PROBLEM TO WORK ON
Reproduce all of the data exactly, with no line skipped.

Dataset entries on figures:

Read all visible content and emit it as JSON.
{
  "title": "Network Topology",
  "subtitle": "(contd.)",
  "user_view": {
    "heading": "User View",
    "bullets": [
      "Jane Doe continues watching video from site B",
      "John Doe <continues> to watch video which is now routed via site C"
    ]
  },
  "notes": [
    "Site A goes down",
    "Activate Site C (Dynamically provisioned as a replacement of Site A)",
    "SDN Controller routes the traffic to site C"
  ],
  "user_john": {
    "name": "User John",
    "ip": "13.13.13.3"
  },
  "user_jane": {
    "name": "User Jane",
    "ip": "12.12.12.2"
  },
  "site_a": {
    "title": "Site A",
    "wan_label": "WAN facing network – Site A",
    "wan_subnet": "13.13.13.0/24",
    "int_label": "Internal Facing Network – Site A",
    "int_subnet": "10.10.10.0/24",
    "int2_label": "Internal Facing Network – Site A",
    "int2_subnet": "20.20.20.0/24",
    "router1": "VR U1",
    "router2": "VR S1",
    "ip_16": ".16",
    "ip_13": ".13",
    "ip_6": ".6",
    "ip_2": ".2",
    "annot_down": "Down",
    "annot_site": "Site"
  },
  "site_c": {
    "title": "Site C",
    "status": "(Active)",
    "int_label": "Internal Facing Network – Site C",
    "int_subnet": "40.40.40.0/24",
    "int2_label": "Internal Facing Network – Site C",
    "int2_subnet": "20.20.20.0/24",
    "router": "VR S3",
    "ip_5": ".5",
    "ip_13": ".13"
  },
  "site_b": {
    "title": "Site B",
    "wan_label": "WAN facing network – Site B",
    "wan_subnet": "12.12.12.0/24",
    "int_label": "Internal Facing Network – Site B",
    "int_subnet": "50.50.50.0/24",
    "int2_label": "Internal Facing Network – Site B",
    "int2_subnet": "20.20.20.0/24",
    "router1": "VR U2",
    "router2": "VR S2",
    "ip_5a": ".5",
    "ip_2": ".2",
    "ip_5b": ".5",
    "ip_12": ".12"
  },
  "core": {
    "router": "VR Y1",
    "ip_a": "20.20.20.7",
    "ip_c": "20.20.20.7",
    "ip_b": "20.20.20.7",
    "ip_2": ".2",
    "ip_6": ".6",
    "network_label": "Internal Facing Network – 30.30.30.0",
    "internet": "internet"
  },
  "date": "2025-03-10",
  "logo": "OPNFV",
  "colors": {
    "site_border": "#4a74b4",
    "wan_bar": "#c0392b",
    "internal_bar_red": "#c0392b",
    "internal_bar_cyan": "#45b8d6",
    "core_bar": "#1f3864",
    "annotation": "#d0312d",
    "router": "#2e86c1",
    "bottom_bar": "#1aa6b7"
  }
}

TASK SOLUTION
Read all visible content and emit it as JSON.
{
  "title": "Network Topology",
  "subtitle": "(contd.)",
  "user_view": {
    "heading": "User View",
    "bullets": [
      "Jane Doe continues watching video from site B",
      "John Doe <continues> to watch video which is now routed via site C"
    ]
  },
  "notes": [
    "Site A goes down",
    "Activate Site C (Dynamically provisioned as a replacement of Site A)",
    "SDN Controller routes the traffic to site C"
  ],
  "user_john": {
    "name": "User John",
    "ip": "13.13.13.3"
  },
  "user_jane": {
    "name": "User Jane",
    "ip": "12.12.12.2"
  },
  "site_a": {
    "title": "Site A",
    "wan_label": "WAN facing network – Site A",
    "wan_subnet": "13.13.13.0/24",
    "int_label": "Internal Facing Network – Site A",
    "int_subnet": "10.10.10.0/24",
    "int2_label": "Internal Facing Network – Site A",
    "int2_subnet": "20.20.20.0/24",
    "router1": "VR U1",
    "router2": "VR S1",
    "ip_16": ".16",
    "ip_13": ".13",
    "ip_6": ".6",
    "ip_2": ".2",
    "annot_down": "Down",
    "annot_site": "Site"
  },
  "site_c": {
    "title": "Site C",
    "status": "(Active)",
    "int_label": "Internal Facing Network – Site C",
    "int_subnet": "40.40.40.0/24",
    "int2_label": "Internal Facing Network – Site C",
    "int2_subnet": "20.20.20.0/24",
    "router": "VR S3",
    "ip_5": ".5",
    "ip_13": ".13"
  },
  "site_b": {
    "title": "Site B",
    "wan_label": "WAN facing network – Site B",
    "wan_subnet": "12.12.12.0/24",
    "int_label": "Internal Facing Network – Site B",
    "int_subnet": "50.50.50.0/24",
    "int2_label": "Internal Facing Network – Site B",
    "int2_subnet": "20.20.20.0/24",
    "router1": "VR U2",
    "router2": "VR S2",
    "ip_5a": ".5",
    "ip_2": ".2",
    "ip_5b": ".5",
    "ip_12": ".12"
  },
  "core": {
    "router": "VR Y1",
    "ip_a": "20.20.20.7",
    "ip_c": "20.20.20.7",
    "ip_b": "20.20.20.7",
    "ip_2": ".2",
    "ip_6": ".6",
    "network_label": "Internal Facing Network – 30.30.30.0",
    "internet": "internet"
  },
  "date": "2025-03-10",
  "logo": "OPNFV",
  "colors": {
    "site_border": "#4a74b4",
    "wan_bar": "#c0392b",
    "internal_bar_red": "#c0392b",
    "internal_bar_cyan": "#45b8d6",
    "core_bar": "#1f3864",
    "annotation": "#d0312d",
    "router": "#2e86c1",
    "bottom_bar": "#1aa6b7"
  }
}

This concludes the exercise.